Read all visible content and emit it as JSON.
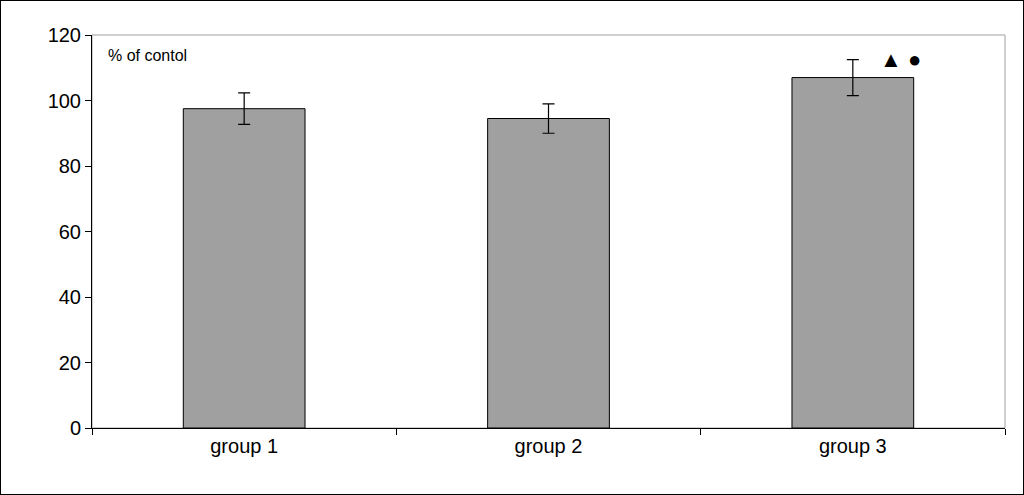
{
  "chart_data": {
    "type": "bar",
    "y_label": "% of contol",
    "categories": [
      "group 1",
      "group 2",
      "group 3"
    ],
    "values": [
      97.5,
      94.5,
      107
    ],
    "errors": [
      4.8,
      4.5,
      5.5
    ],
    "color": "#a0a0a0",
    "ylim": [
      0,
      120
    ],
    "yticks": [
      0,
      20,
      40,
      60,
      80,
      100,
      120
    ],
    "grid": false,
    "annotations": [
      {
        "text": "▲ ●",
        "category": "group 3"
      }
    ]
  }
}
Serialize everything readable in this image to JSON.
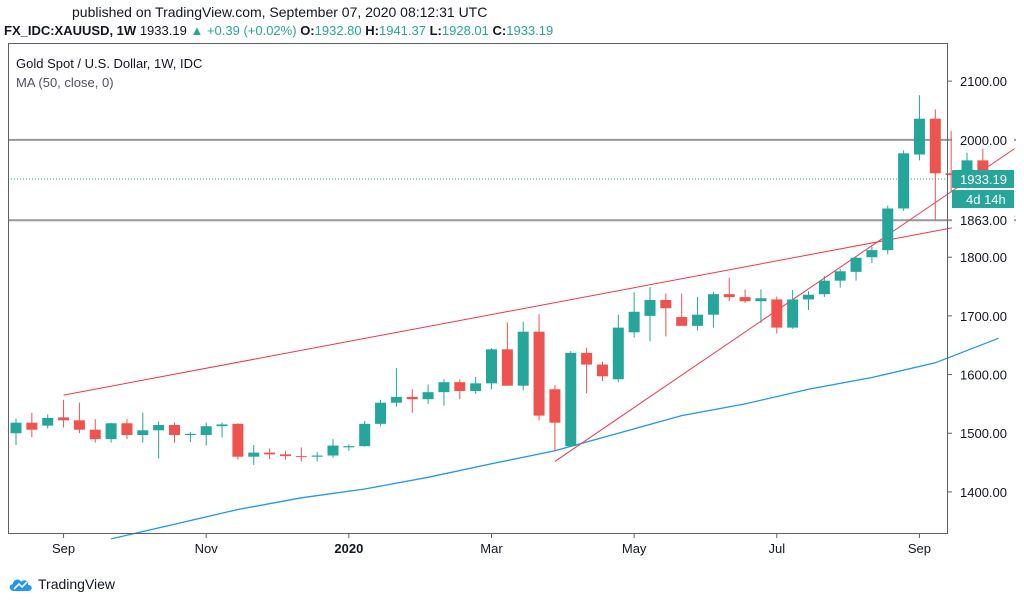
{
  "header": {
    "published": "published on TradingView.com, September 07, 2020 08:12:31 UTC",
    "symbol": "FX_IDC:XAUUSD, 1W",
    "last": "1933.19",
    "change": "+0.39 (+0.02%)",
    "open_label": "O:",
    "open": "1932.80",
    "high_label": "H:",
    "high": "1941.37",
    "low_label": "L:",
    "low": "1928.01",
    "close_label": "C:",
    "close": "1933.19",
    "up_arrow": "▲"
  },
  "legend": {
    "title": "Gold Spot / U.S. Dollar, 1W, IDC",
    "ma": "MA (50, close, 0)"
  },
  "price_tags": {
    "last": "1933.19",
    "countdown": "4d 14h",
    "level_high": "2000.00",
    "level_low": "1863.00"
  },
  "footer": {
    "brand": "TradingView"
  },
  "colors": {
    "up": "#26a69a",
    "down": "#ef5350",
    "ma": "#2196f3",
    "trend": "#f23645",
    "hline": "#9598a1",
    "axis": "#5d606b"
  },
  "chart_data": {
    "type": "candlestick",
    "title": "Gold Spot / U.S. Dollar, 1W, IDC",
    "x_tick_labels": [
      {
        "label": "Sep",
        "index": 3
      },
      {
        "label": "Nov",
        "index": 12
      },
      {
        "label": "2020",
        "index": 21
      },
      {
        "label": "Mar",
        "index": 30
      },
      {
        "label": "May",
        "index": 39
      },
      {
        "label": "Jul",
        "index": 48
      },
      {
        "label": "Sep",
        "index": 57
      }
    ],
    "y_ticks": [
      1400,
      1500,
      1600,
      1700,
      1800,
      2000,
      2100
    ],
    "ylim": [
      1330,
      2165
    ],
    "candles": [
      {
        "o": 1500,
        "h": 1525,
        "l": 1480,
        "c": 1518
      },
      {
        "o": 1518,
        "h": 1535,
        "l": 1493,
        "c": 1506
      },
      {
        "o": 1513,
        "h": 1532,
        "l": 1508,
        "c": 1526
      },
      {
        "o": 1527,
        "h": 1557,
        "l": 1510,
        "c": 1522
      },
      {
        "o": 1522,
        "h": 1552,
        "l": 1500,
        "c": 1506
      },
      {
        "o": 1506,
        "h": 1524,
        "l": 1484,
        "c": 1490
      },
      {
        "o": 1490,
        "h": 1518,
        "l": 1484,
        "c": 1517
      },
      {
        "o": 1517,
        "h": 1524,
        "l": 1490,
        "c": 1497
      },
      {
        "o": 1497,
        "h": 1535,
        "l": 1484,
        "c": 1505
      },
      {
        "o": 1505,
        "h": 1520,
        "l": 1457,
        "c": 1514
      },
      {
        "o": 1514,
        "h": 1518,
        "l": 1484,
        "c": 1497
      },
      {
        "o": 1497,
        "h": 1502,
        "l": 1485,
        "c": 1499
      },
      {
        "o": 1497,
        "h": 1518,
        "l": 1479,
        "c": 1512
      },
      {
        "o": 1512,
        "h": 1518,
        "l": 1493,
        "c": 1515
      },
      {
        "o": 1516,
        "h": 1517,
        "l": 1455,
        "c": 1460
      },
      {
        "o": 1460,
        "h": 1480,
        "l": 1446,
        "c": 1467
      },
      {
        "o": 1467,
        "h": 1474,
        "l": 1456,
        "c": 1464
      },
      {
        "o": 1464,
        "h": 1470,
        "l": 1455,
        "c": 1461
      },
      {
        "o": 1461,
        "h": 1476,
        "l": 1452,
        "c": 1460
      },
      {
        "o": 1460,
        "h": 1468,
        "l": 1452,
        "c": 1462
      },
      {
        "o": 1462,
        "h": 1490,
        "l": 1458,
        "c": 1479
      },
      {
        "o": 1476,
        "h": 1481,
        "l": 1470,
        "c": 1478
      },
      {
        "o": 1478,
        "h": 1521,
        "l": 1477,
        "c": 1516
      },
      {
        "o": 1516,
        "h": 1557,
        "l": 1512,
        "c": 1552
      },
      {
        "o": 1552,
        "h": 1611,
        "l": 1545,
        "c": 1562
      },
      {
        "o": 1562,
        "h": 1575,
        "l": 1535,
        "c": 1558
      },
      {
        "o": 1558,
        "h": 1583,
        "l": 1550,
        "c": 1570
      },
      {
        "o": 1570,
        "h": 1592,
        "l": 1547,
        "c": 1587
      },
      {
        "o": 1587,
        "h": 1592,
        "l": 1558,
        "c": 1572
      },
      {
        "o": 1572,
        "h": 1596,
        "l": 1567,
        "c": 1585
      },
      {
        "o": 1585,
        "h": 1645,
        "l": 1575,
        "c": 1643
      },
      {
        "o": 1643,
        "h": 1689,
        "l": 1581,
        "c": 1581
      },
      {
        "o": 1581,
        "h": 1690,
        "l": 1573,
        "c": 1673
      },
      {
        "o": 1673,
        "h": 1703,
        "l": 1522,
        "c": 1530
      },
      {
        "o": 1575,
        "h": 1582,
        "l": 1470,
        "c": 1518
      },
      {
        "o": 1478,
        "h": 1640,
        "l": 1478,
        "c": 1637
      },
      {
        "o": 1637,
        "h": 1646,
        "l": 1568,
        "c": 1617
      },
      {
        "o": 1617,
        "h": 1622,
        "l": 1589,
        "c": 1597
      },
      {
        "o": 1592,
        "h": 1702,
        "l": 1587,
        "c": 1680
      },
      {
        "o": 1672,
        "h": 1740,
        "l": 1663,
        "c": 1707
      },
      {
        "o": 1700,
        "h": 1749,
        "l": 1657,
        "c": 1727
      },
      {
        "o": 1727,
        "h": 1738,
        "l": 1665,
        "c": 1713
      },
      {
        "o": 1698,
        "h": 1738,
        "l": 1686,
        "c": 1683
      },
      {
        "o": 1683,
        "h": 1732,
        "l": 1675,
        "c": 1702
      },
      {
        "o": 1702,
        "h": 1741,
        "l": 1680,
        "c": 1737
      },
      {
        "o": 1737,
        "h": 1765,
        "l": 1725,
        "c": 1732
      },
      {
        "o": 1732,
        "h": 1745,
        "l": 1722,
        "c": 1725
      },
      {
        "o": 1725,
        "h": 1745,
        "l": 1688,
        "c": 1730
      },
      {
        "o": 1728,
        "h": 1733,
        "l": 1670,
        "c": 1680
      },
      {
        "o": 1680,
        "h": 1744,
        "l": 1678,
        "c": 1728
      },
      {
        "o": 1728,
        "h": 1742,
        "l": 1710,
        "c": 1736
      },
      {
        "o": 1737,
        "h": 1768,
        "l": 1732,
        "c": 1760
      },
      {
        "o": 1760,
        "h": 1780,
        "l": 1748,
        "c": 1776
      },
      {
        "o": 1775,
        "h": 1802,
        "l": 1760,
        "c": 1799
      },
      {
        "o": 1800,
        "h": 1818,
        "l": 1790,
        "c": 1812
      },
      {
        "o": 1812,
        "h": 1888,
        "l": 1805,
        "c": 1883
      },
      {
        "o": 1883,
        "h": 1982,
        "l": 1879,
        "c": 1977
      },
      {
        "o": 1975,
        "h": 2076,
        "l": 1965,
        "c": 2036
      },
      {
        "o": 2036,
        "h": 2052,
        "l": 1862,
        "c": 1943
      },
      {
        "o": 1943,
        "h": 2015,
        "l": 1910,
        "c": 1940
      },
      {
        "o": 1940,
        "h": 1978,
        "l": 1917,
        "c": 1965
      },
      {
        "o": 1965,
        "h": 1992,
        "l": 1918,
        "c": 1932
      },
      {
        "o": 1932.8,
        "h": 1941.37,
        "l": 1928.01,
        "c": 1933.19
      }
    ],
    "ma50": [
      {
        "i": 6,
        "v": 1320
      },
      {
        "i": 10,
        "v": 1345
      },
      {
        "i": 14,
        "v": 1370
      },
      {
        "i": 18,
        "v": 1390
      },
      {
        "i": 22,
        "v": 1405
      },
      {
        "i": 26,
        "v": 1425
      },
      {
        "i": 30,
        "v": 1448
      },
      {
        "i": 34,
        "v": 1470
      },
      {
        "i": 38,
        "v": 1500
      },
      {
        "i": 42,
        "v": 1530
      },
      {
        "i": 46,
        "v": 1550
      },
      {
        "i": 50,
        "v": 1575
      },
      {
        "i": 54,
        "v": 1595
      },
      {
        "i": 58,
        "v": 1620
      },
      {
        "i": 62,
        "v": 1662
      }
    ],
    "horizontal_levels": [
      2000,
      1863
    ],
    "trendlines": [
      {
        "from": {
          "i": 3,
          "v": 1565
        },
        "to": {
          "i": 63,
          "v": 1870
        }
      },
      {
        "from": {
          "i": 34,
          "v": 1452
        },
        "to": {
          "i": 63,
          "v": 1985
        }
      }
    ]
  }
}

Requirements: Go through the data above and find the lines with the word "TradingView". Copy each of those lines.

Result:
    "published": "published on TradingView.com, September 07, 2020 08:12:31 UTC",
    "brand": "TradingView"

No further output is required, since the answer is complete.